> **Exercise**
Transcribe everything in the data word for word. Pictures are left out.

━━━━━━━━

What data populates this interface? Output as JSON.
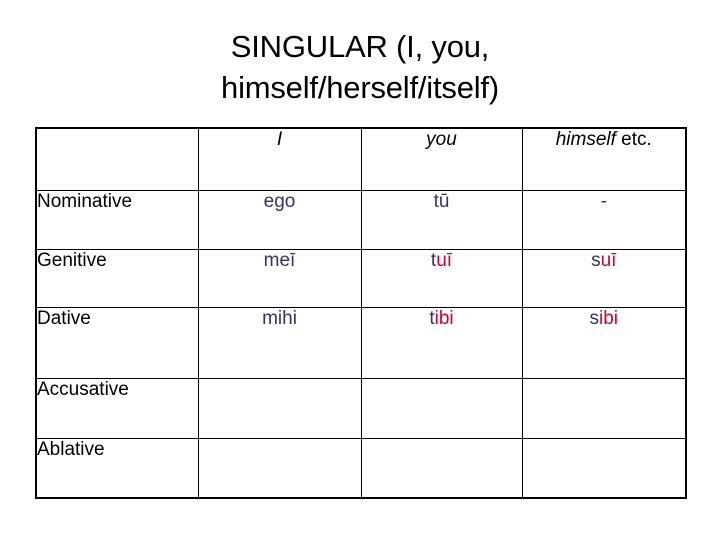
{
  "slide": {
    "title_line1": "SINGULAR (I, you,",
    "title_line2": "himself/herself/itself)",
    "colors": {
      "text": "#000000",
      "navy": "#333366",
      "red": "#cc0033",
      "border": "#000000",
      "background": "#ffffff"
    }
  },
  "table": {
    "headers": {
      "case_column": "",
      "first_person": "I",
      "second_person": "you",
      "third_person_italic": "himself",
      "third_person_plain": " etc."
    },
    "rows": [
      {
        "case": "Nominative",
        "first_person": {
          "navy": "ego",
          "red": ""
        },
        "second_person": {
          "navy": "tū",
          "red": ""
        },
        "third_person": {
          "navy": "-",
          "red": ""
        }
      },
      {
        "case": "Genitive",
        "first_person": {
          "navy": "meī",
          "red": ""
        },
        "second_person": {
          "navy": "t",
          "red": "uī"
        },
        "third_person": {
          "navy": "s",
          "red": "uī"
        }
      },
      {
        "case": "Dative",
        "first_person": {
          "navy": "mihi",
          "red": ""
        },
        "second_person": {
          "navy": "t",
          "red": "ibi"
        },
        "third_person": {
          "navy": "s",
          "red": "ibi"
        }
      },
      {
        "case": "Accusative",
        "first_person": {
          "navy": "",
          "red": ""
        },
        "second_person": {
          "navy": "",
          "red": ""
        },
        "third_person": {
          "navy": "",
          "red": ""
        }
      },
      {
        "case": "Ablative",
        "first_person": {
          "navy": "",
          "red": ""
        },
        "second_person": {
          "navy": "",
          "red": ""
        },
        "third_person": {
          "navy": "",
          "red": ""
        }
      }
    ]
  }
}
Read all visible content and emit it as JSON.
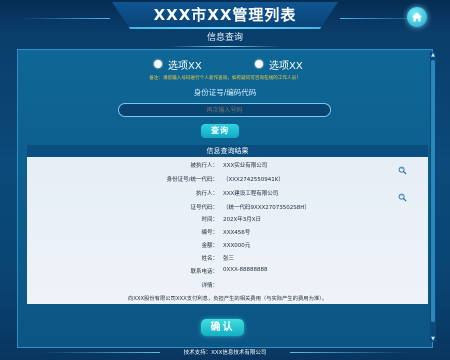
{
  "header": {
    "title": "XXX市XX管理列表"
  },
  "panel": {
    "title": "信息查询"
  },
  "options": [
    {
      "label": "选项XX",
      "selected": true
    },
    {
      "label": "选项XX",
      "selected": false
    }
  ],
  "note": "备注：请您输入号码进行个人爱作查询，如有疑问可咨询在线的工作人员！",
  "id_field": {
    "label": "身份证号/编码代码",
    "placeholder": "再次输入号码"
  },
  "query_button": "查询",
  "results": {
    "title": "信息查询结果",
    "rows": [
      {
        "label": "被执行人：",
        "value": "XXX实业有限公司"
      },
      {
        "label": "身份证号/统一代码：",
        "value": "（XXX2742550941K）"
      },
      {
        "label": "执行人：",
        "value": "XXX建设工程有限公司"
      },
      {
        "label": "证号代码：",
        "value": "（统一代码9XXX27073502S8H）"
      },
      {
        "label": "时间：",
        "value": "202X年3月X日"
      },
      {
        "label": "编号：",
        "value": "XXX456号"
      },
      {
        "label": "金额：",
        "value": "XXX000元"
      },
      {
        "label": "姓名：",
        "value": "张三"
      },
      {
        "label": "联系电话：",
        "value": "0XXX-88888888"
      },
      {
        "label": "详情：",
        "value": ""
      }
    ],
    "detail": "向XXX股份有限公司XXX支付利息，负担产生的相关费用（与实际产生的费用为准）。"
  },
  "confirm_button": "确认",
  "footer": "技术支持：XXX信息技术有限公司",
  "icons": {
    "home": "home-icon",
    "search": "magnifier-icon"
  },
  "colors": {
    "accent": "#1fb8cc",
    "note": "#f5cd3d",
    "background": "#0b4a7a"
  }
}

━━━━━━━━

> **Finished exercise**
What data populates this interface? Output as JSON.
{
  "slide": {
    "title_line1": "SINGULAR (I, you,",
    "title_line2": "himself/herself/itself)",
    "colors": {
      "text": "#000000",
      "navy": "#333366",
      "red": "#cc0033",
      "border": "#000000",
      "background": "#ffffff"
    }
  },
  "table": {
    "headers": {
      "case_column": "",
      "first_person": "I",
      "second_person": "you",
      "third_person_italic": "himself",
      "third_person_plain": " etc."
    },
    "rows": [
      {
        "case": "Nominative",
        "first_person": {
          "navy": "ego",
          "red": ""
        },
        "second_person": {
          "navy": "tū",
          "red": ""
        },
        "third_person": {
          "navy": "-",
          "red": ""
        }
      },
      {
        "case": "Genitive",
        "first_person": {
          "navy": "meī",
          "red": ""
        },
        "second_person": {
          "navy": "t",
          "red": "uī"
        },
        "third_person": {
          "navy": "s",
          "red": "uī"
        }
      },
      {
        "case": "Dative",
        "first_person": {
          "navy": "mihi",
          "red": ""
        },
        "second_person": {
          "navy": "t",
          "red": "ibi"
        },
        "third_person": {
          "navy": "s",
          "red": "ibi"
        }
      },
      {
        "case": "Accusative",
        "first_person": {
          "navy": "",
          "red": ""
        },
        "second_person": {
          "navy": "",
          "red": ""
        },
        "third_person": {
          "navy": "",
          "red": ""
        }
      },
      {
        "case": "Ablative",
        "first_person": {
          "navy": "",
          "red": ""
        },
        "second_person": {
          "navy": "",
          "red": ""
        },
        "third_person": {
          "navy": "",
          "red": ""
        }
      }
    ]
  }
}
Read all visible content and emit it as JSON.
{
  "header": {
    "title": "XXX市XX管理列表"
  },
  "panel": {
    "title": "信息查询"
  },
  "options": [
    {
      "label": "选项XX",
      "selected": true
    },
    {
      "label": "选项XX",
      "selected": false
    }
  ],
  "note": "备注：请您输入号码进行个人爱作查询，如有疑问可咨询在线的工作人员！",
  "id_field": {
    "label": "身份证号/编码代码",
    "placeholder": "再次输入号码"
  },
  "query_button": "查询",
  "results": {
    "title": "信息查询结果",
    "rows": [
      {
        "label": "被执行人：",
        "value": "XXX实业有限公司"
      },
      {
        "label": "身份证号/统一代码：",
        "value": "（XXX2742550941K）"
      },
      {
        "label": "执行人：",
        "value": "XXX建设工程有限公司"
      },
      {
        "label": "证号代码：",
        "value": "（统一代码9XXX27073502S8H）"
      },
      {
        "label": "时间：",
        "value": "202X年3月X日"
      },
      {
        "label": "编号：",
        "value": "XXX456号"
      },
      {
        "label": "金额：",
        "value": "XXX000元"
      },
      {
        "label": "姓名：",
        "value": "张三"
      },
      {
        "label": "联系电话：",
        "value": "0XXX-88888888"
      },
      {
        "label": "详情：",
        "value": ""
      }
    ],
    "detail": "向XXX股份有限公司XXX支付利息，负担产生的相关费用（与实际产生的费用为准）。"
  },
  "confirm_button": "确认",
  "footer": "技术支持：XXX信息技术有限公司",
  "icons": {
    "home": "home-icon",
    "search": "magnifier-icon"
  },
  "colors": {
    "accent": "#1fb8cc",
    "note": "#f5cd3d",
    "background": "#0b4a7a"
  }
}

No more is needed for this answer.